> Data for this exercise
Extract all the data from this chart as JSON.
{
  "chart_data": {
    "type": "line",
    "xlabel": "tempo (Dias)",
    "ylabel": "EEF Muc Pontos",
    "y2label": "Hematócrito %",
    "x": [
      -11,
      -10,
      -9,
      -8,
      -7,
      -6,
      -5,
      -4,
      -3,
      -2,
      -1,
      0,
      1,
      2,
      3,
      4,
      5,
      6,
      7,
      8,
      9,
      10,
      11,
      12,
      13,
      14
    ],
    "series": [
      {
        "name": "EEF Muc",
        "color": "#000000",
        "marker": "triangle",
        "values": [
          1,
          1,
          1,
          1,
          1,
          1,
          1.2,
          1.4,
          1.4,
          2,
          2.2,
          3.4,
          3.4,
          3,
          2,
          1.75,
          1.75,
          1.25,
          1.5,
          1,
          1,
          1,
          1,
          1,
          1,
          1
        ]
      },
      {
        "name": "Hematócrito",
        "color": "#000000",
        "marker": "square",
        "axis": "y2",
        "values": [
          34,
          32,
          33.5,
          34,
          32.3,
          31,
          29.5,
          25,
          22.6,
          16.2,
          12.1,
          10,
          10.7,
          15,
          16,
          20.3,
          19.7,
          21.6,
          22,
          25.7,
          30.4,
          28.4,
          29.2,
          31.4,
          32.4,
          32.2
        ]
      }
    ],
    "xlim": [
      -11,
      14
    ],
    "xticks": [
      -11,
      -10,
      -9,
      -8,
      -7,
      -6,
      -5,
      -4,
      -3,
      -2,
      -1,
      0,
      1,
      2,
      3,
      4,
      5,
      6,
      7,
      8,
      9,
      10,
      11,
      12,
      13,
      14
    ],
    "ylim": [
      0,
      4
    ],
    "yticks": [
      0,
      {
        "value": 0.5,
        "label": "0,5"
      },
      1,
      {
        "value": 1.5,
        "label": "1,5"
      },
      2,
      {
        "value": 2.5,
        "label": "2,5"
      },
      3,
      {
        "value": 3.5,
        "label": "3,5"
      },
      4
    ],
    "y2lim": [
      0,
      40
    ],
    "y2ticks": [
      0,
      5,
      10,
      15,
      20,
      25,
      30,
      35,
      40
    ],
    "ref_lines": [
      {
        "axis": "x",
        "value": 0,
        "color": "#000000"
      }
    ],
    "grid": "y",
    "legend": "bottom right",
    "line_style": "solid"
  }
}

> Problem description
Your task is to repeat every line exactly.

> Task result
Extract all the data from this chart as JSON.
{
  "chart_data": {
    "type": "line",
    "xlabel": "tempo (Dias)",
    "ylabel": "EEF Muc Pontos",
    "y2label": "Hematócrito %",
    "x": [
      -11,
      -10,
      -9,
      -8,
      -7,
      -6,
      -5,
      -4,
      -3,
      -2,
      -1,
      0,
      1,
      2,
      3,
      4,
      5,
      6,
      7,
      8,
      9,
      10,
      11,
      12,
      13,
      14
    ],
    "series": [
      {
        "name": "EEF Muc",
        "color": "#000000",
        "marker": "triangle",
        "values": [
          1,
          1,
          1,
          1,
          1,
          1,
          1.2,
          1.4,
          1.4,
          2,
          2.2,
          3.4,
          3.4,
          3,
          2,
          1.75,
          1.75,
          1.25,
          1.5,
          1,
          1,
          1,
          1,
          1,
          1,
          1
        ]
      },
      {
        "name": "Hematócrito",
        "color": "#000000",
        "marker": "square",
        "axis": "y2",
        "values": [
          34,
          32,
          33.5,
          34,
          32.3,
          31,
          29.5,
          25,
          22.6,
          16.2,
          12.1,
          10,
          10.7,
          15,
          16,
          20.3,
          19.7,
          21.6,
          22,
          25.7,
          30.4,
          28.4,
          29.2,
          31.4,
          32.4,
          32.2
        ]
      }
    ],
    "xlim": [
      -11,
      14
    ],
    "xticks": [
      -11,
      -10,
      -9,
      -8,
      -7,
      -6,
      -5,
      -4,
      -3,
      -2,
      -1,
      0,
      1,
      2,
      3,
      4,
      5,
      6,
      7,
      8,
      9,
      10,
      11,
      12,
      13,
      14
    ],
    "ylim": [
      0,
      4
    ],
    "yticks": [
      0,
      {
        "value": 0.5,
        "label": "0,5"
      },
      1,
      {
        "value": 1.5,
        "label": "1,5"
      },
      2,
      {
        "value": 2.5,
        "label": "2,5"
      },
      3,
      {
        "value": 3.5,
        "label": "3,5"
      },
      4
    ],
    "y2lim": [
      0,
      40
    ],
    "y2ticks": [
      0,
      5,
      10,
      15,
      20,
      25,
      30,
      35,
      40
    ],
    "ref_lines": [
      {
        "axis": "x",
        "value": 0,
        "color": "#000000"
      }
    ],
    "grid": "y",
    "legend": "bottom right",
    "line_style": "solid"
  }
}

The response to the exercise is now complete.